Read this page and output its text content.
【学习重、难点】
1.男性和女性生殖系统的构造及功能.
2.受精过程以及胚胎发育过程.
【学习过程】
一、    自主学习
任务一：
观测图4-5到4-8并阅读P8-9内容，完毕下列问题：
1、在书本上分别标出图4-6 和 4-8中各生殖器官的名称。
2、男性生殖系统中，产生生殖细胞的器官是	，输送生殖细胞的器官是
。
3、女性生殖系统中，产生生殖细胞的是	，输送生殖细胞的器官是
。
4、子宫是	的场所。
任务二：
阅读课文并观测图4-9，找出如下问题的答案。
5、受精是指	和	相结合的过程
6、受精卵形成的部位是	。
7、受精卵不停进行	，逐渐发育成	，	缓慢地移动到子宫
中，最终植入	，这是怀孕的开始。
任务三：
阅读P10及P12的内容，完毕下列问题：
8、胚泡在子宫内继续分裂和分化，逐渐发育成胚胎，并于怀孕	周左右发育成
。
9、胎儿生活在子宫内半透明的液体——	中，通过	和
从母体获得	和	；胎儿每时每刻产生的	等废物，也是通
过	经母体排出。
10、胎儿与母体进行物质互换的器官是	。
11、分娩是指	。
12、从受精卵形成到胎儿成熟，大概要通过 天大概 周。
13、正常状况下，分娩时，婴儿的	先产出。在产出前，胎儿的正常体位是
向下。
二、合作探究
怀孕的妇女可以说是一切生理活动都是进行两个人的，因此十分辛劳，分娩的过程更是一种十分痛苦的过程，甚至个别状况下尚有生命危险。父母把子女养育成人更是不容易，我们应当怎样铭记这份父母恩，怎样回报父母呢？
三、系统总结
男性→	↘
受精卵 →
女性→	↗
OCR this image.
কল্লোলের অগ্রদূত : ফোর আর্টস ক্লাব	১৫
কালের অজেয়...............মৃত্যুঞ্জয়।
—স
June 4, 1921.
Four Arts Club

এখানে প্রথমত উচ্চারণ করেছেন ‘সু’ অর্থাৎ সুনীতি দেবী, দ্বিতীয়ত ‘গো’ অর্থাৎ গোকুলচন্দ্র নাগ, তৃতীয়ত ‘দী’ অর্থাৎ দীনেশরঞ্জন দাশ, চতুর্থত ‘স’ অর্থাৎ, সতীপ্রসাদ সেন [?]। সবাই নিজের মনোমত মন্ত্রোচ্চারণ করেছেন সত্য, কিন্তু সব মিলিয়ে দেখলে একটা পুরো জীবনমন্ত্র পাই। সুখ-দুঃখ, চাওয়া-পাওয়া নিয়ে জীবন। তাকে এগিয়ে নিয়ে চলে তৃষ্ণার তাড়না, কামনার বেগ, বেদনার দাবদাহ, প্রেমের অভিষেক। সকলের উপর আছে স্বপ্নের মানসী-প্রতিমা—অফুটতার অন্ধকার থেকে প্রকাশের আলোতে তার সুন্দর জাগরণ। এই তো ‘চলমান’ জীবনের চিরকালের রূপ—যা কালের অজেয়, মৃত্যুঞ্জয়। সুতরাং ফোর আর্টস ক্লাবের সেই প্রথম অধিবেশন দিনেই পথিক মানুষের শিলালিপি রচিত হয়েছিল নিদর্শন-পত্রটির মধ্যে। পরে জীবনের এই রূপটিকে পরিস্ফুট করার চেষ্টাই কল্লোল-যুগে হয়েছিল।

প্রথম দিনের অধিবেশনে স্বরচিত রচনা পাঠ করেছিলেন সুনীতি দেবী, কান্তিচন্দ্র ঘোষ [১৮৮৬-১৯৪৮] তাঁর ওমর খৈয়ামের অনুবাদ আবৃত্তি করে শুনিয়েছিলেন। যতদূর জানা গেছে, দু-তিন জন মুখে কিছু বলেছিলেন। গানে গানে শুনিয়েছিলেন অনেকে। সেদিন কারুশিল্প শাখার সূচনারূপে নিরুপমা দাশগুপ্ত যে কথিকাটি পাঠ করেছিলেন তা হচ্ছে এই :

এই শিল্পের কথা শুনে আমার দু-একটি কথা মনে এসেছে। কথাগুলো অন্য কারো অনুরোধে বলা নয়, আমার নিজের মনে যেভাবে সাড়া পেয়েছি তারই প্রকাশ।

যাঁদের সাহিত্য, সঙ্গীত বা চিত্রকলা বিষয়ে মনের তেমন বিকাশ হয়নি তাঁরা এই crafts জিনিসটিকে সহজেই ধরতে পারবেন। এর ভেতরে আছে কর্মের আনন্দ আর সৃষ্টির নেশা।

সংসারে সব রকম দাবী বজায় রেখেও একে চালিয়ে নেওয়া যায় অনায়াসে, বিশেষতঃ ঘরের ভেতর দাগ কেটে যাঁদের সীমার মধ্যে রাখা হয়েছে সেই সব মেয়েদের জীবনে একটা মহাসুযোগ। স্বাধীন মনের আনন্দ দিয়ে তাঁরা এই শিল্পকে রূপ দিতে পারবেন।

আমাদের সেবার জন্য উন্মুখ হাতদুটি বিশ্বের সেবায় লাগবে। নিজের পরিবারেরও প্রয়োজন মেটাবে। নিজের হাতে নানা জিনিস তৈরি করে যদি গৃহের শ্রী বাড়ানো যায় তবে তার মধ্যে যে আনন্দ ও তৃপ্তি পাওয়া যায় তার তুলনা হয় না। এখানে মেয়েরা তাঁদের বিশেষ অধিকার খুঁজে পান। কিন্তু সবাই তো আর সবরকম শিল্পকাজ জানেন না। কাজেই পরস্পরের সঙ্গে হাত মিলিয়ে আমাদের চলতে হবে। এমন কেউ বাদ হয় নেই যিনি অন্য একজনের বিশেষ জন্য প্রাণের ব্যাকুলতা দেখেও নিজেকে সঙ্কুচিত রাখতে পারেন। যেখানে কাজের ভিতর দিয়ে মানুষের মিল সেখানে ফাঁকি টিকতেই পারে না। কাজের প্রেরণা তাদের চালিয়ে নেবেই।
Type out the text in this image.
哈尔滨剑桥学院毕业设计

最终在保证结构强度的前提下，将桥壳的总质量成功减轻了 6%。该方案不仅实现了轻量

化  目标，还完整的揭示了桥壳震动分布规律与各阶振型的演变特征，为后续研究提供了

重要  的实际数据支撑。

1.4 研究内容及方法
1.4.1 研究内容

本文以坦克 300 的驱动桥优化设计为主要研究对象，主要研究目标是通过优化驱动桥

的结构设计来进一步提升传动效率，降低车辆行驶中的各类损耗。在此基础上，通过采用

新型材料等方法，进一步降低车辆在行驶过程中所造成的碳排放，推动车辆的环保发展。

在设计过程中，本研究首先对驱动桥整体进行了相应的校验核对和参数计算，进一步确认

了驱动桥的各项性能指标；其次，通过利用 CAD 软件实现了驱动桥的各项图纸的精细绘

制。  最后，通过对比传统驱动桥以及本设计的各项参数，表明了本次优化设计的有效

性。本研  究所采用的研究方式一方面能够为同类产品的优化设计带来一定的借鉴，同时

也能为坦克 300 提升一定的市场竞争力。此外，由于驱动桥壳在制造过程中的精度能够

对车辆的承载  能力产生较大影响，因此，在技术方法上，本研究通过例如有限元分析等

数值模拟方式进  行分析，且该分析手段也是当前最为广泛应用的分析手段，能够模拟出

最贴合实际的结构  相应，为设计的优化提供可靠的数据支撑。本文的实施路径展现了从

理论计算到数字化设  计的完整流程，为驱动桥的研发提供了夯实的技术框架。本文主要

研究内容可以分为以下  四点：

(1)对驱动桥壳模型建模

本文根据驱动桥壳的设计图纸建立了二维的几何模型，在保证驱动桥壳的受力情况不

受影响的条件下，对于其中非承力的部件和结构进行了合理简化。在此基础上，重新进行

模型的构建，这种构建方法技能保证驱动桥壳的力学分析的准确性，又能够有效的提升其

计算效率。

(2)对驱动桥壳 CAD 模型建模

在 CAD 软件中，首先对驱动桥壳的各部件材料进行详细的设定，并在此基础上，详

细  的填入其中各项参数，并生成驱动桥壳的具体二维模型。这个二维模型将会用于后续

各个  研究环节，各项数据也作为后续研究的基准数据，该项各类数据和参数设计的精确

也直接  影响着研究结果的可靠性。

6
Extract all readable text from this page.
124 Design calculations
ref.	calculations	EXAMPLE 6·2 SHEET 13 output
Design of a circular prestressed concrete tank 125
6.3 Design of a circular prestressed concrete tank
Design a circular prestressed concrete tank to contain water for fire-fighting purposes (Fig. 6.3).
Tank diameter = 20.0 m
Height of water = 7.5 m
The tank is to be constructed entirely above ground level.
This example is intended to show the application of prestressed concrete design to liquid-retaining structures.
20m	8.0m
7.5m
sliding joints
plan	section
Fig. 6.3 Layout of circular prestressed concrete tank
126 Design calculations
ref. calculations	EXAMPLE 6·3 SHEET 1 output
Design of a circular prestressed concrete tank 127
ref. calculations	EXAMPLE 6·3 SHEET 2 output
========================================
What is being asked: Find the lines above that contain the word "calculations" and collect them.

Full answer:
124 Design calculations
ref.	calculations	EXAMPLE 6·2 SHEET 13 output
126 Design calculations
ref. calculations	EXAMPLE 6·3 SHEET 1 output
ref. calculations	EXAMPLE 6·3 SHEET 2 output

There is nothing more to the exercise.